→ **What to produce**: Filter the entries and keep only the lines where the string "status" appears.

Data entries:
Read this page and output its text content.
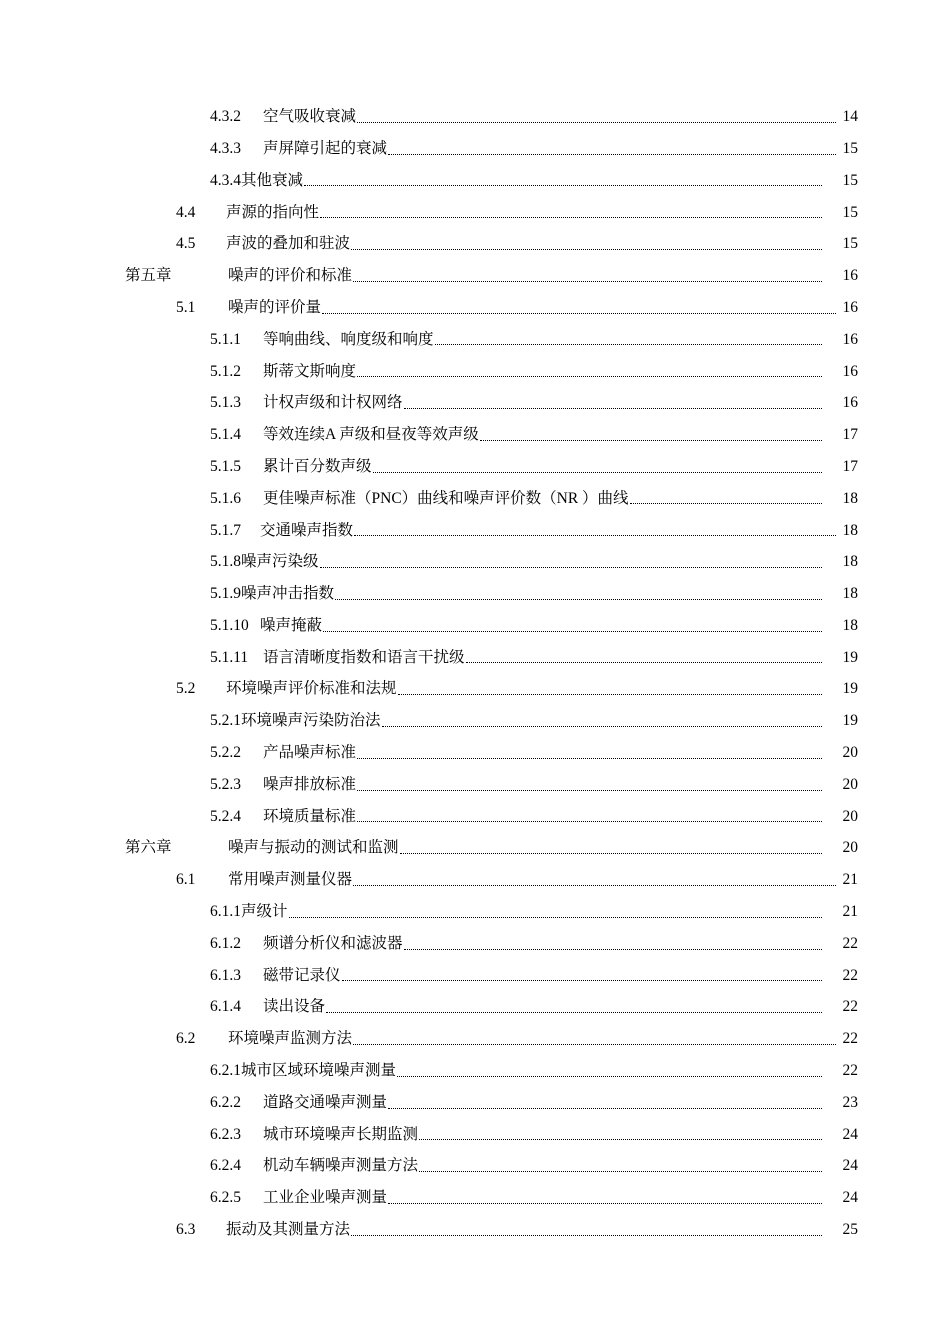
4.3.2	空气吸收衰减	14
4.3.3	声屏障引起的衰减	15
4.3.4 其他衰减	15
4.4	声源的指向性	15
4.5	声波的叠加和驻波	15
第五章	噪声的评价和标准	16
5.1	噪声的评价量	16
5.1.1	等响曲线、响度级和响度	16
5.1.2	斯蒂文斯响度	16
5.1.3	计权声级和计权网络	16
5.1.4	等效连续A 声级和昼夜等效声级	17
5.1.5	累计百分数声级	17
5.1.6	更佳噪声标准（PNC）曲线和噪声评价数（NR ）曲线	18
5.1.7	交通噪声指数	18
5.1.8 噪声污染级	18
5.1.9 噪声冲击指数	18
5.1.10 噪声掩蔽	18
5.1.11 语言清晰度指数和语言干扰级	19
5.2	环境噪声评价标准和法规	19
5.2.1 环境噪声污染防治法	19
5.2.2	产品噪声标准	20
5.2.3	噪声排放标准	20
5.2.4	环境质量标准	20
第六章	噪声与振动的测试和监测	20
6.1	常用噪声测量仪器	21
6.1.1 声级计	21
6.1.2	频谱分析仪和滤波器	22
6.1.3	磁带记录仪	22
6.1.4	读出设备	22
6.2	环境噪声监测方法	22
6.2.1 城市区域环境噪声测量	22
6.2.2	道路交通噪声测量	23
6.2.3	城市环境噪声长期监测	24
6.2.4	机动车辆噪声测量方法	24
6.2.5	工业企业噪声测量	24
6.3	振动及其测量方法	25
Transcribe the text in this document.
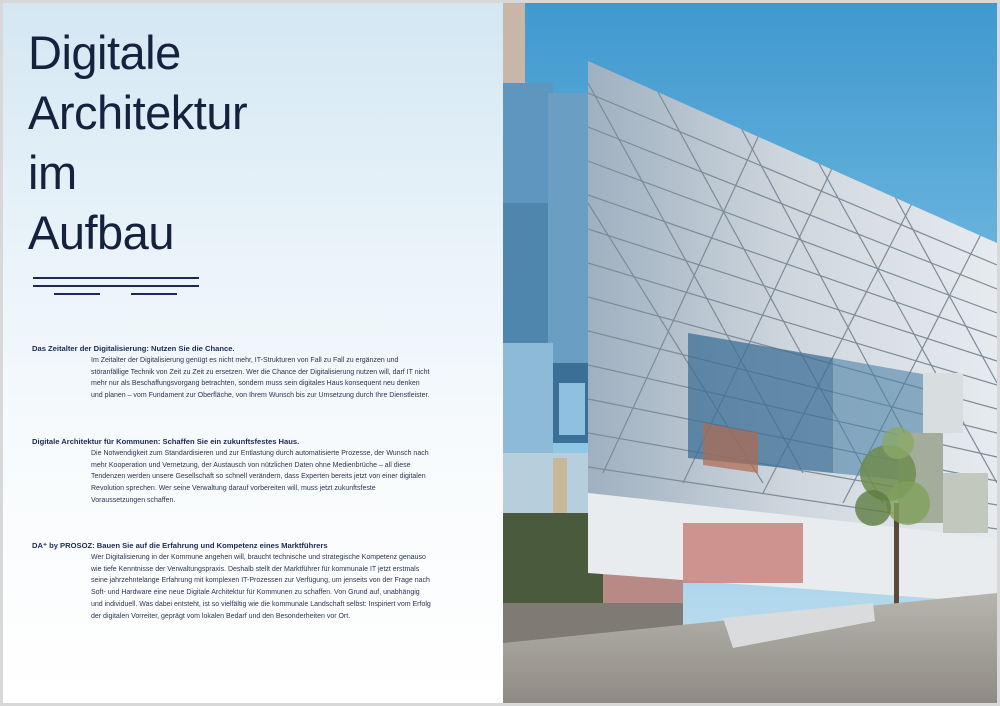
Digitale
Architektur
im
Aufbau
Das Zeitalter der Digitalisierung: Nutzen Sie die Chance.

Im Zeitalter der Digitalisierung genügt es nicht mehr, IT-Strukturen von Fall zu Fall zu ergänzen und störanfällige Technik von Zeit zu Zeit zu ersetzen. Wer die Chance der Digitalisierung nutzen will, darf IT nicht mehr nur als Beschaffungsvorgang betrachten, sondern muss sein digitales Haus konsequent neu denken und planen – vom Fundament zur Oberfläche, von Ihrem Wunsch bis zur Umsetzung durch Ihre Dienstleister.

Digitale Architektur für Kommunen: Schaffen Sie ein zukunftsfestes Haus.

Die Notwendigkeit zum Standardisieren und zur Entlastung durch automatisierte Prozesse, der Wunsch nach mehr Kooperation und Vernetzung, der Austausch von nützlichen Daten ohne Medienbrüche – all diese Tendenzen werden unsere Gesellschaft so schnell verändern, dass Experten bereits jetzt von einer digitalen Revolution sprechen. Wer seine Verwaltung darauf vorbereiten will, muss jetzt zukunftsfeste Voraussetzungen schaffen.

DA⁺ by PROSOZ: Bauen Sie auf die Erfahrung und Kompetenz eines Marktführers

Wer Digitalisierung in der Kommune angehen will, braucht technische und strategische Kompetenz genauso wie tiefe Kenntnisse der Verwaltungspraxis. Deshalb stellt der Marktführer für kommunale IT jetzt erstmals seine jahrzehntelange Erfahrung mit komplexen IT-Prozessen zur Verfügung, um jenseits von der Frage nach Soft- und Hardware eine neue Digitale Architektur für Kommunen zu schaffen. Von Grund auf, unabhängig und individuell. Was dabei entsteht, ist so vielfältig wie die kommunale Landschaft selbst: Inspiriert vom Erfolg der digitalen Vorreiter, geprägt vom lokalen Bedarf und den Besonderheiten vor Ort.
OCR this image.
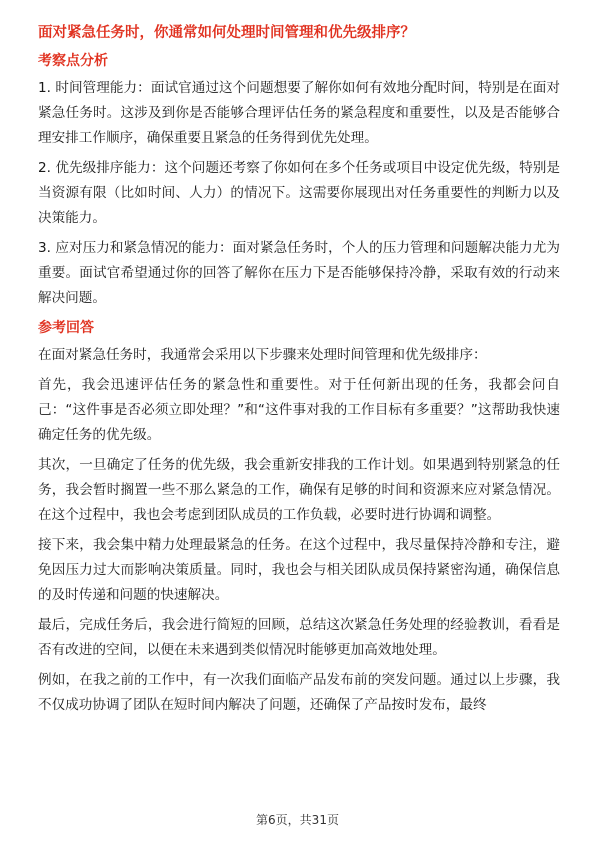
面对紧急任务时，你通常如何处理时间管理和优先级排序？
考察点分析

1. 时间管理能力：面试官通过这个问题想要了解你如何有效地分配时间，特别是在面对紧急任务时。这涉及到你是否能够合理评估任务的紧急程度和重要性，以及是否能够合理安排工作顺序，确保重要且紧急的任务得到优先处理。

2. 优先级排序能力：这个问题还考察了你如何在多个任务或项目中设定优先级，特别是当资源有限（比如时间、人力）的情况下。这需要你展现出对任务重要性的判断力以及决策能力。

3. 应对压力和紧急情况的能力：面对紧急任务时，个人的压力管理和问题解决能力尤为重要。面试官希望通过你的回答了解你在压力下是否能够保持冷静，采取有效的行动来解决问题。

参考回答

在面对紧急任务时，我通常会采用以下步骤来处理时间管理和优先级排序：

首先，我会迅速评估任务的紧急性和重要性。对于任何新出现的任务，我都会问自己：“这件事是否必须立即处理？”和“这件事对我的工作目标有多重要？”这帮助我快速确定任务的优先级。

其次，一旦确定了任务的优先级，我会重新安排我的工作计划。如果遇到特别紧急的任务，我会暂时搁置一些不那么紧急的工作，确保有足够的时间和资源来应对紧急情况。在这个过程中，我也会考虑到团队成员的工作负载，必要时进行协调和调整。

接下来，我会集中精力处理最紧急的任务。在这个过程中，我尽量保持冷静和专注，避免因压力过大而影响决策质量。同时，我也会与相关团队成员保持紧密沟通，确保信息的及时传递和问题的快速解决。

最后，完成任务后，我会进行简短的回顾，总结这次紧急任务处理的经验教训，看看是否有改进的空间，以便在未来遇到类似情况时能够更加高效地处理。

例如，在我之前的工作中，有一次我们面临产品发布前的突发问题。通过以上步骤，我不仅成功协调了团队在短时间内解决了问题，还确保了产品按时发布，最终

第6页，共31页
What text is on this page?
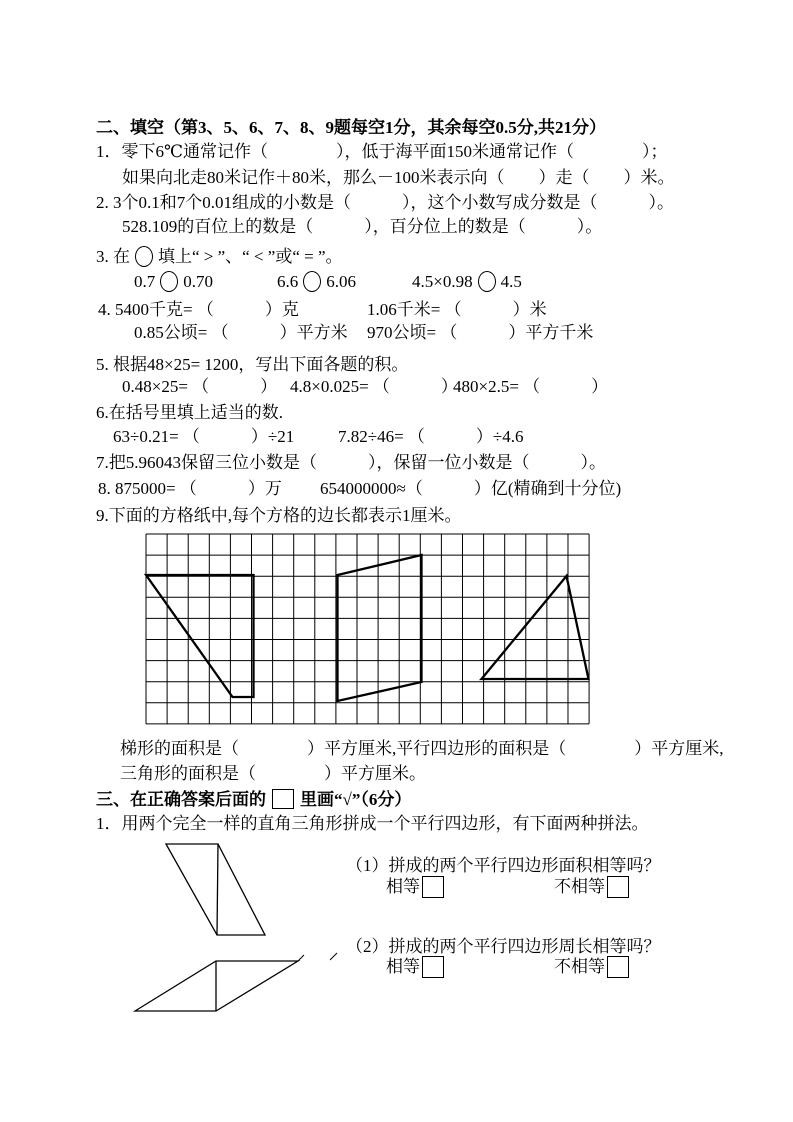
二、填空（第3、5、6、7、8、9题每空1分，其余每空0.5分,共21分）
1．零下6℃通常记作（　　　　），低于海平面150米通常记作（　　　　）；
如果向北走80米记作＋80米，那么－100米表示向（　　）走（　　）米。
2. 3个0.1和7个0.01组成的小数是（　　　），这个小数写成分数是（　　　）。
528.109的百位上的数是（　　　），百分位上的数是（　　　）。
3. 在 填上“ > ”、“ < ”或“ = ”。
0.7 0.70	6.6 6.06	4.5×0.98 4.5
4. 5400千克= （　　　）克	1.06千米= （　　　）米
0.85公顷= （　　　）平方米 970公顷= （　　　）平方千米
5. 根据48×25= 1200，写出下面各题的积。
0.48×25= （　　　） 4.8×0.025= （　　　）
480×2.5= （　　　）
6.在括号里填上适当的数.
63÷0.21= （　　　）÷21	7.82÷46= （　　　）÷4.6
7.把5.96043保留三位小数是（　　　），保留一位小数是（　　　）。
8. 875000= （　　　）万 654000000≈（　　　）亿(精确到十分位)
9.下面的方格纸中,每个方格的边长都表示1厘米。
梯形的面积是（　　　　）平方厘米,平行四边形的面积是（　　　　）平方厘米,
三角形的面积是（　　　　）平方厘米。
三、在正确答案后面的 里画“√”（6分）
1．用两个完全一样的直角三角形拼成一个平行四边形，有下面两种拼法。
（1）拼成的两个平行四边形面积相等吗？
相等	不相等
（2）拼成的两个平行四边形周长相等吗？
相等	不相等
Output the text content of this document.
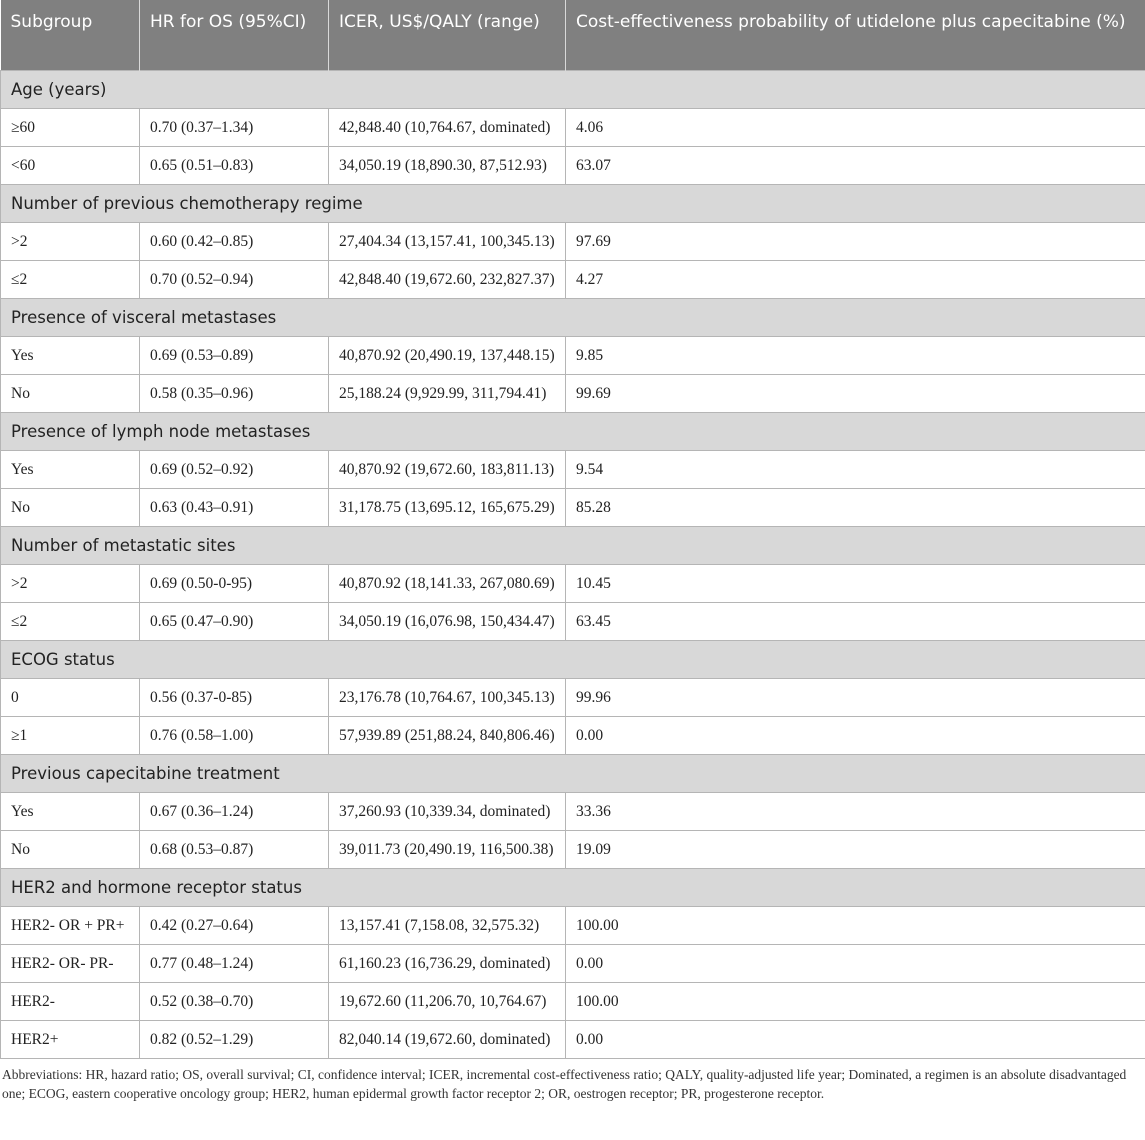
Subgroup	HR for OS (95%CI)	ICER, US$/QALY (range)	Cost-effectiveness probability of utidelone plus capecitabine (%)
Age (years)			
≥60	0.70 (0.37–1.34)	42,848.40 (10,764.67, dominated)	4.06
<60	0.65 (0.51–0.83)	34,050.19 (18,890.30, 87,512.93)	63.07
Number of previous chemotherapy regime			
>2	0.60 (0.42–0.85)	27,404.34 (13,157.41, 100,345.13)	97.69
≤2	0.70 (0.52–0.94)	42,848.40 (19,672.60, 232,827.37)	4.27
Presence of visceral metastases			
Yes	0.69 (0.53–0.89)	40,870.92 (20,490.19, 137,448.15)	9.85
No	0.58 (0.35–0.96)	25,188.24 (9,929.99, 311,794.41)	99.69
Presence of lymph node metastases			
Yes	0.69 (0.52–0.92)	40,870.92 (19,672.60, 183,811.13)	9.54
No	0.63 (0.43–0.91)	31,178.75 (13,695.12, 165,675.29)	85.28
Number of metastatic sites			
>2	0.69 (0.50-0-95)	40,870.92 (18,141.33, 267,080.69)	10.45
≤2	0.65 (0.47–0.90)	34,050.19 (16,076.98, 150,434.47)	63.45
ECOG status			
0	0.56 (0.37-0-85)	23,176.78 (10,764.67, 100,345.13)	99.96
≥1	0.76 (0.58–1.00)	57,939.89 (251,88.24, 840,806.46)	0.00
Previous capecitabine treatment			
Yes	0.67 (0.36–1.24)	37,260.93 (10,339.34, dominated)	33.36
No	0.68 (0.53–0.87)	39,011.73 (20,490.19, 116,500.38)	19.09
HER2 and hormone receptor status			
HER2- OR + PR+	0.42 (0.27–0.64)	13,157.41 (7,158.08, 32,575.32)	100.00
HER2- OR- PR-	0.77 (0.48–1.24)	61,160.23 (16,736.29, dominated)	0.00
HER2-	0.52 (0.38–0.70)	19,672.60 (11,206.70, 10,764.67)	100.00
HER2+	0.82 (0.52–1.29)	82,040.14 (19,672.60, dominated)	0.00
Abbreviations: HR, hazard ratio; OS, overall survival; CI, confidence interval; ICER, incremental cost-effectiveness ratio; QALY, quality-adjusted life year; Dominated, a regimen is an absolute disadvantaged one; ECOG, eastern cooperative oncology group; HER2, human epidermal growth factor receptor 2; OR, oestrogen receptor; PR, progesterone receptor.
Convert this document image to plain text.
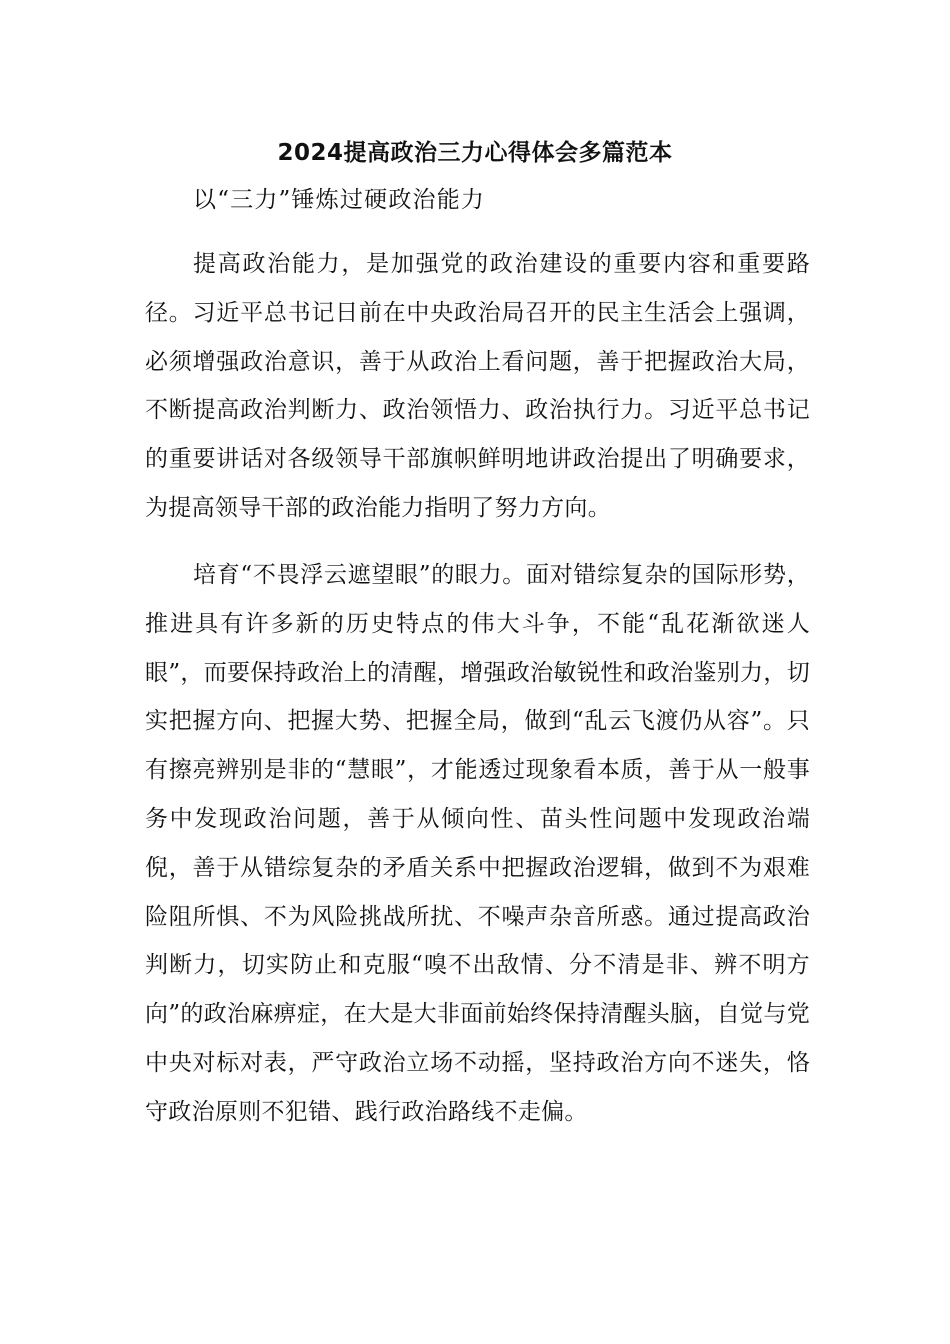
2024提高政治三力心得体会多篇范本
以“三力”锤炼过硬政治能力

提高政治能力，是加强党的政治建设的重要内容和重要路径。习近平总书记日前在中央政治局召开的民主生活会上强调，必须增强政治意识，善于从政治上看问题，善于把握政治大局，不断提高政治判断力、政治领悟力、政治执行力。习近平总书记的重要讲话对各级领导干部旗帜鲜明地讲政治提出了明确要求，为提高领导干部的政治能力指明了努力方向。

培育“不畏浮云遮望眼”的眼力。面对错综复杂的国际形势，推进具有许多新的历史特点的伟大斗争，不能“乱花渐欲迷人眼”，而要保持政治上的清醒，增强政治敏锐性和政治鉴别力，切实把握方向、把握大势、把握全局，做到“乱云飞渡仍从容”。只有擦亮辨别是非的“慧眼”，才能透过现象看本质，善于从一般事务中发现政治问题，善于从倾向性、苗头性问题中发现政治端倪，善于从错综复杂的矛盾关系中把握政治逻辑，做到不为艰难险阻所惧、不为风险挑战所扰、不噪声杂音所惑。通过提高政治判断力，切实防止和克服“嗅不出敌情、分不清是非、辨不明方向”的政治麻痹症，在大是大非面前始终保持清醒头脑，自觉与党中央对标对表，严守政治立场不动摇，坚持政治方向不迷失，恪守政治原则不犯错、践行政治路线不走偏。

→ **Response to this exercise**:
ECOG status			
HER2 and hormone receptor status			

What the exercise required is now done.